Fragmento seleccionado ::
El buzón de Cristina Arribas está lleno de playas, ciudades, parajes naturales, monumentos y atardeceres. Esta arquitecta barcelonesa recibe, al menos, una postal turística cada semana. Es un pequeño trozo de cartón que resume el mundo que visitan quienes le escriben desde cualquier rincón del planeta. No es casualidad. Es la respuesta de su círculo de amigos a las postales que ella envía de forma habitual desde hace años. Comenzó en los ochenta, desde una mirada divertida ante aquellas imágenes que representaban una España moderna que, en realidad, ya no lo era. Empezó a enviarlas de broma: elegía la de una rotonda en Granada antes que la de la Alhambra. “Y aquí estoy ahora, loca perdida”, dice entre risas quien tiene miles de ejemplares en su colección y se ha doctorado gracias a una tesis sobre un objeto hoy sinónimo de nostalgia y romanticismo. “La fotografía digital la ha matado”, afirma. “Antes enviabas una para decir ‘yo estuve allí’. Ahora eso se hace en el muro de Instagram o con un mensaje en WhatsApp”, se lamenta Arribas, que declara su amor por este pedacito de celulosa cuyo primer envío en España se realizó en 1873, hace justo 150 años.

Tus tareas ::
• A. Indica si cada afirmación coincide con el fragmento sobre las postales y responde sí o no, citando literalmente las palabras del texto que lo deciden: (i) Cristina Arribas recibe al menos una postal cada semana; (ii) Arribas comenzó a enviar postales en los noventa; (iii) la primera postal enviada en España data de 1873.
• B. Según el fragmento sobre las postales, ¿qué cosas llenan el buzón de Cristina Arribas? Enuméralas todas.
Las filas proceden de una fuente distinta a la del fragmento.

Datos extraídos ::
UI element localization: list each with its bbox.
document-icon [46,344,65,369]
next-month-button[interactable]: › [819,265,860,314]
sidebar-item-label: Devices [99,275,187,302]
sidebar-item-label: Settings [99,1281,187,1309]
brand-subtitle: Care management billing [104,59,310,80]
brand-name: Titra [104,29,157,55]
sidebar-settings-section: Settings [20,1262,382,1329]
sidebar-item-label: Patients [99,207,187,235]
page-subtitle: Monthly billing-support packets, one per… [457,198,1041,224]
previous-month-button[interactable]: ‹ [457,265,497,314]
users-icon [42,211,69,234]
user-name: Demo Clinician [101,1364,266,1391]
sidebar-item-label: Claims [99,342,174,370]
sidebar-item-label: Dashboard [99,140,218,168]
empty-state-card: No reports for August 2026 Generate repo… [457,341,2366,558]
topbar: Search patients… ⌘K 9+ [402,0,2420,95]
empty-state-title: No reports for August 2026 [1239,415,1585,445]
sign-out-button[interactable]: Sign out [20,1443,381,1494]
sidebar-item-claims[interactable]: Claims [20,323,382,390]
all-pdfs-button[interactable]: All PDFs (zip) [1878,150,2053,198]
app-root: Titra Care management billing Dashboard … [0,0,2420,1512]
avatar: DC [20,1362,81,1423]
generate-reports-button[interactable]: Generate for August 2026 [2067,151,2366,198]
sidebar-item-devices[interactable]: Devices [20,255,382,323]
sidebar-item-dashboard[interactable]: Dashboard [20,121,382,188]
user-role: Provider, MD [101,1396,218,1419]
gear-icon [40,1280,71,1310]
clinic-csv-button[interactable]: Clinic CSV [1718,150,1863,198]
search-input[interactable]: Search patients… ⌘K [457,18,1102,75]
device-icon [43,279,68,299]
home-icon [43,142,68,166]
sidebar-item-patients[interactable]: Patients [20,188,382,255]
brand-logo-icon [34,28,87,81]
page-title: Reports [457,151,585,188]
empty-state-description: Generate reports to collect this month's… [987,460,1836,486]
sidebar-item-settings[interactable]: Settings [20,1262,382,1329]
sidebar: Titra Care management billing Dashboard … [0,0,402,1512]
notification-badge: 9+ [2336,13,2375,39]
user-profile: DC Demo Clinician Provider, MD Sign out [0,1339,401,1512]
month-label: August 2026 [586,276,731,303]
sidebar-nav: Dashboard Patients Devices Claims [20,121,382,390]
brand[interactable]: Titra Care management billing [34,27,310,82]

Soluciones ::
• A.
(i) Sí: "recibe, al menos, una postal turística cada semana".
(ii) No: "Comenzó en los ochenta".
(iii) Sí: "cuyo primer envío en España se realizó en 1873".

• B. Playas, ciudades, parajes naturales, monumentos y atardeceres.